__Prompt__: Every line below that mentions the word "można" should be copied out.

__Information shown__:
begin

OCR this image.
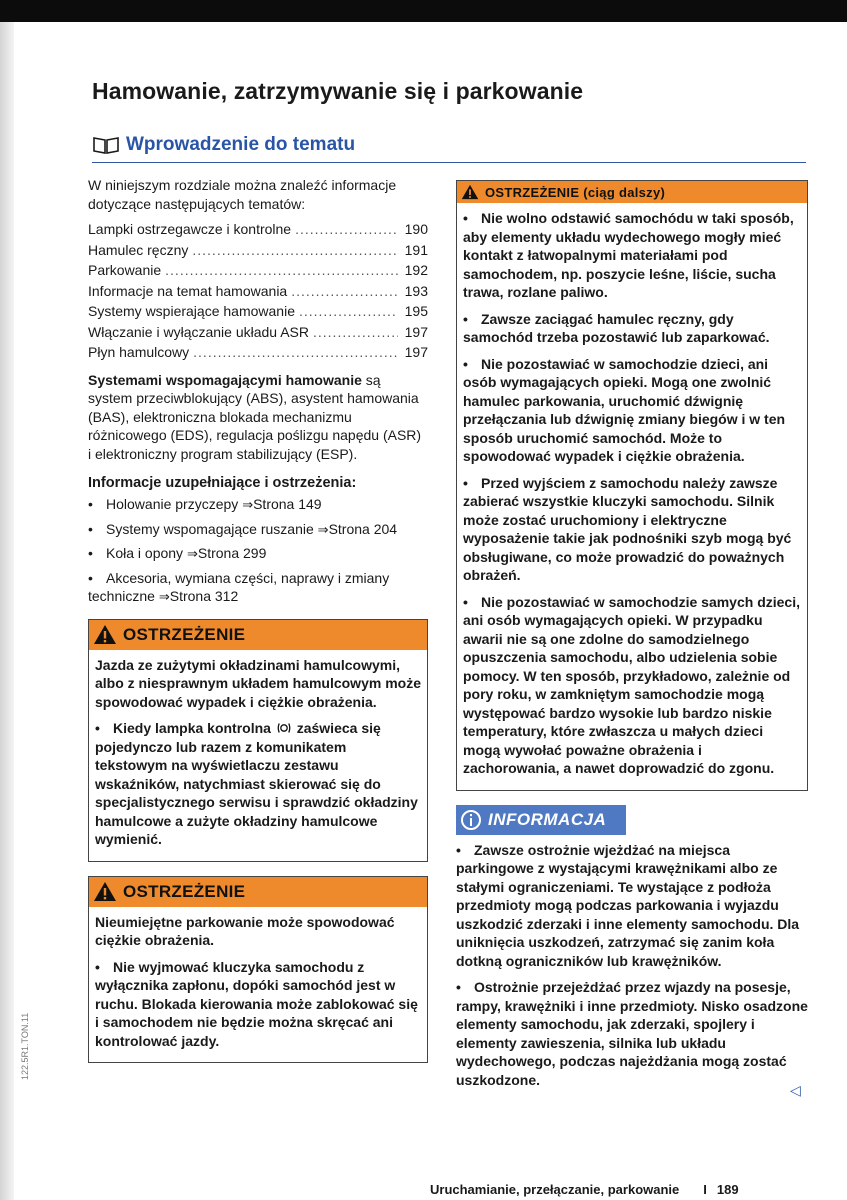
Hamowanie, zatrzymywanie się i parkowanie
Wprowadzenie do tematu

W niniejszym rozdziale można znaleźć informacje dotyczące następujących tematów:

Lampki ostrzegawcze i kontrolne .....	190
Hamulec ręczny .....	191
Parkowanie .....	192
Informacje na temat hamowania .....	193
Systemy wspierające hamowanie .....	195
Włączanie i wyłączanie układu ASR .....	197
Płyn hamulcowy .....	197

Systemami wspomagającymi hamowanie są system przeciwblokujący (ABS), asystent hamowania (BAS), elektroniczna blokada mechanizmu różnicowego (EDS), regulacja poślizgu napędu (ASR) i elektroniczny program stabilizujący (ESP).

Informacje uzupełniające i ostrzeżenia:
• Holowanie przyczepy ⇒Strona 149
• Systemy wspomagające ruszanie ⇒Strona 204
• Koła i opony ⇒Strona 299
• Akcesoria, wymiana części, naprawy i zmiany techniczne ⇒Strona 312
OSTRZEŻENIE

Jazda ze zużytymi okładzinami hamulcowymi, albo z niesprawnym układem hamulcowym może spowodować wypadek i ciężkie obrażenia.

• Kiedy lampka kontrolna zaświeca się pojedynczo lub razem z komunikatem tekstowym na wyświetlaczu zestawu wskaźników, natychmiast skierować się do specjalistycznego serwisu i sprawdzić okładziny hamulcowe a zużyte okładziny hamulcowe wymienić.

OSTRZEŻENIE

Nieumiejętne parkowanie może spowodować ciężkie obrażenia.

• Nie wyjmować kluczyka samochodu z wyłącznika zapłonu, dopóki samochód jest w ruchu. Blokada kierowania może zablokować się i samochodem nie będzie można skręcać ani kontrolować jazdy.

OSTRZEŻENIE (ciąg dalszy)

• Nie wolno odstawić samochódu w taki sposób, aby elementy układu wydechowego mogły mieć kontakt z łatwopalnymi materiałami pod samochodem, np. poszycie leśne, liście, sucha trawa, rozlane paliwo.

• Zawsze zaciągać hamulec ręczny, gdy samochód trzeba pozostawić lub zaparkować.

• Nie pozostawiać w samochodzie dzieci, ani osób wymagających opieki. Mogą one zwolnić hamulec parkowania, uruchomić dźwignię przełączania lub dźwignię zmiany biegów i w ten sposób uruchomić samochód. Może to spowodować wypadek i ciężkie obrażenia.

• Przed wyjściem z samochodu należy zawsze zabierać wszystkie kluczyki samochodu. Silnik może zostać uruchomiony i elektryczne wyposażenie takie jak podnośniki szyb mogą być obsługiwane, co może prowadzić do poważnych obrażeń.

• Nie pozostawiać w samochodzie samych dzieci, ani osób wymagających opieki. W przypadku awarii nie są one zdolne do samodzielnego opuszczenia samochodu, albo udzielenia sobie pomocy. W ten sposób, przykładowo, zależnie od pory roku, w zamkniętym samochodzie mogą występować bardzo wysokie lub bardzo niskie temperatury, które zwłaszcza u małych dzieci mogą wywołać poważne obrażenia i zachorowania, a nawet doprowadzić do zgonu.

INFORMACJA

• Zawsze ostrożnie wjeżdżać na miejsca parkingowe z wystającymi krawężnikami albo ze stałymi ograniczeniami. Te wystające z podłoża przedmioty mogą podczas parkowania i wyjazdu uszkodzić zderzaki i inne elementy samochodu. Dla uniknięcia uszkodzeń, zatrzymać się zanim koła dotkną ograniczników lub krawężników.

• Ostrożnie przejeżdżać przez wjazdy na posesje, rampy, krawężniki i inne przedmioty. Nisko osadzone elementy samochodu, jak zderzaki, spojlery i elementy zawieszenia, silnika lub układu wydechowego, podczas najeżdżania mogą zostać uszkodzone.

◁
Uruchamianie, przełączanie, parkowanie I 189
122.5R1.TON.11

end

__Correct answer__:
W niniejszym rozdziale można znaleźć informacje dotyczące następujących tematów:
• Nie wyjmować kluczyka samochodu z wyłącznika zapłonu, dopóki samochód jest w ruchu. Blokada kierowania może zablokować się i samochodem nie będzie można skręcać ani kontrolować jazdy.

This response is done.